═══ Selected text ═══
How To Answer The “What Is Your Biggest Weakness?” Interview Question

When you're interviewing for a company, sometimes the interviewer will ask: What is your biggest weakness?

This is a difficult question to answer. If not careful, you could blow yourself up for sounding too confident, arrogant, or false.

Why Interviewers Ask “The What Is Your Biggest Weakness?” Question

When an interviewer asks “What is your greatest weakness”, they want to find out three main things:

  • Whether you are self-aware about your weakness or whether you suffer from delusions of grandeur (Dunning-Kruger)
  • Whether you can be open and honest about shortcomings
  • Whether you are willing to get better by accepting critical feedback, as opposed to being stubborn and not flexible to change

My Biggest Weakness

My biggest weakness is the lack of more patience. I wish I was a Zen Monk, unflappable in every way. Sadly, I get annoyed when people are more than 15 minutes late without giving a heads up or don't read directions and start asking questions.

One of the best things about being retired is having more time. As a result, I've developed more patience because I no longer have a jam packed schedule. Furthermore, having a smartphone is one of the best time wasters or productivity enhancers around. Waiting in line for an hour has never been so easy with a fully charged device.

I try and contain my frustrations internally, but sometimes they still manifest themselves in facial contortions, curt speech, or jagged emails. The worst is when I let my annoyance fester over to loved ones. I plan to work on some deep breathing exercises to help calm the mind.

How To Answer The “My Biggest Weakness” Question

The beginning of this post is an example of how I would answer the “biggest weakness” question today. There are three main strategies to approach the question and pass with flying colors. Answering this question correctly can either synch the interview or blow yourself up.

1) Share something most people have weaknesses for that is unrelated to work.

In N Out Double Double Burgers

For example, a lot of people love chocolate. You can say your biggest weakness is chocolate velvet cupcakes and smile! It's the truth, and something you can use to make light of a more serious situation.
═══
Tasks to perform:
**1)** In the interview-advice article, how late do people have to be, without giving a heads up, before the writer gets annoyed?
**2)** Carry the interview-advice article forward, starting right after its last sentence.
The listing that comes next isn't needed for any of this.
═══ Recorded information ═══
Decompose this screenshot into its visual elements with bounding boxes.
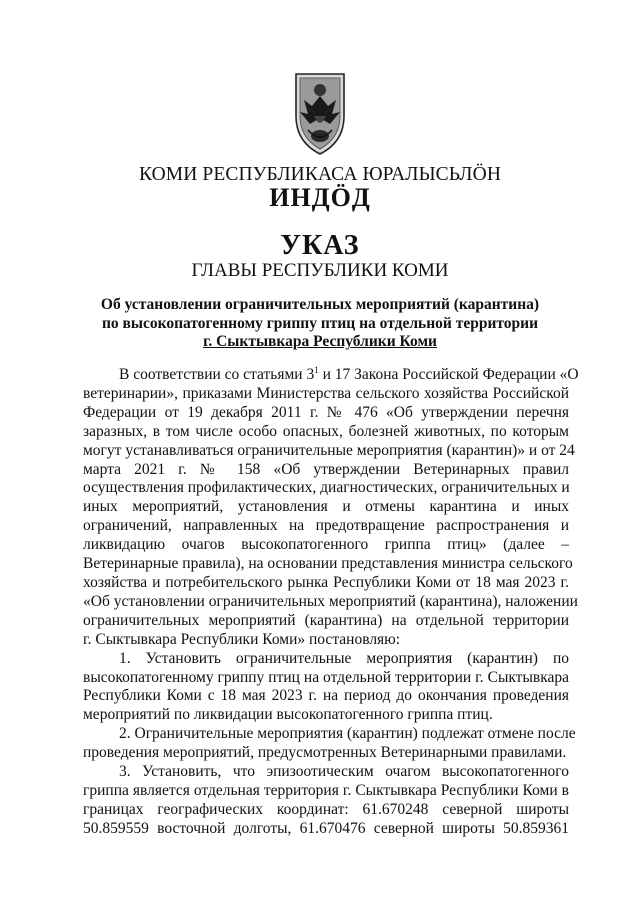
═══
Results for the exercise:
**1)** More than 15 minutes late.

**2)**
It shows you are genuine and have a personality. Or, you can say you need to work on your zen when people eat with their mouths open and make lots of noise. Who doesn't find such eaters annoying? You can make an immediate bond by highlighting a common annoyance.

This one is trickier since you want to put yourself in the best light possible. However, if you are asked the weakness question and find that your first answer doesn't fly, then you've got to get a little serious.

Good answers are knowledge deficiency based because they can be overcome through practice and studying. For example, you can say your biggest weakness is shooting free throws if you are a professional basketball player. You can then mention how your free throw percentage has improved by 10% over the years.

3) Highlight a real example where you failed due to your weakness. Then explain what you learned from the experience and how you improved.

It's important not to highlight a fake weakness. Examples such as, “I work too hard and need to have more balance,” “I'm too meticulous,” and other annoying answers will instantly sink your ship.

Instead, talk about a real failure, and show humility i.e. “I lost the client because I was too intimidated to ask him for the contract. I've learned to be more assertive in the future.

In my writing on Financial Samurai since 2009, I've shared about my perpetual failures and rejections. This is a much more realistic and balance way of sharing my journey, rather than just talking about wins.

Focus On Honesty And Humility

The goal of the “What is your biggest weakness?” question is to 1) Find out what really is your biggest weakness, 2) See how honest you are, 3) Observe how you plan to neutralize your weakness and turn it into a strength.

It's important you let down your guard a little to show your interviewer that you are not perfect. No employer expects you to be perfect, but all employers expect you to be honest.

A List Of Good Biggest Weakness Answers

  • More patience
  • Spreading yourself too thin / trying to take on too much
  • Not focusing as much as you'd like
  • Any food weakness e.g. pizza, donuts, lemon meringue pie, cupcakes, rib-eye
  • Sports fanatic e.g. you are a diehard X fan (hopefully the same as your employer)
  • Getting distracted about so many opportunities and the importance of trying to focus on only one or a few things (employers love this answer)
  • FOMO = Fear Of Missing Out. Everybody suffers from FOMO in some way or another, especially investing FOMO.

Hopefully after reading this post, you are no longer intimidated by the “What is your biggest weakness?” question. It is not a trick question. But honest about your desire to improve.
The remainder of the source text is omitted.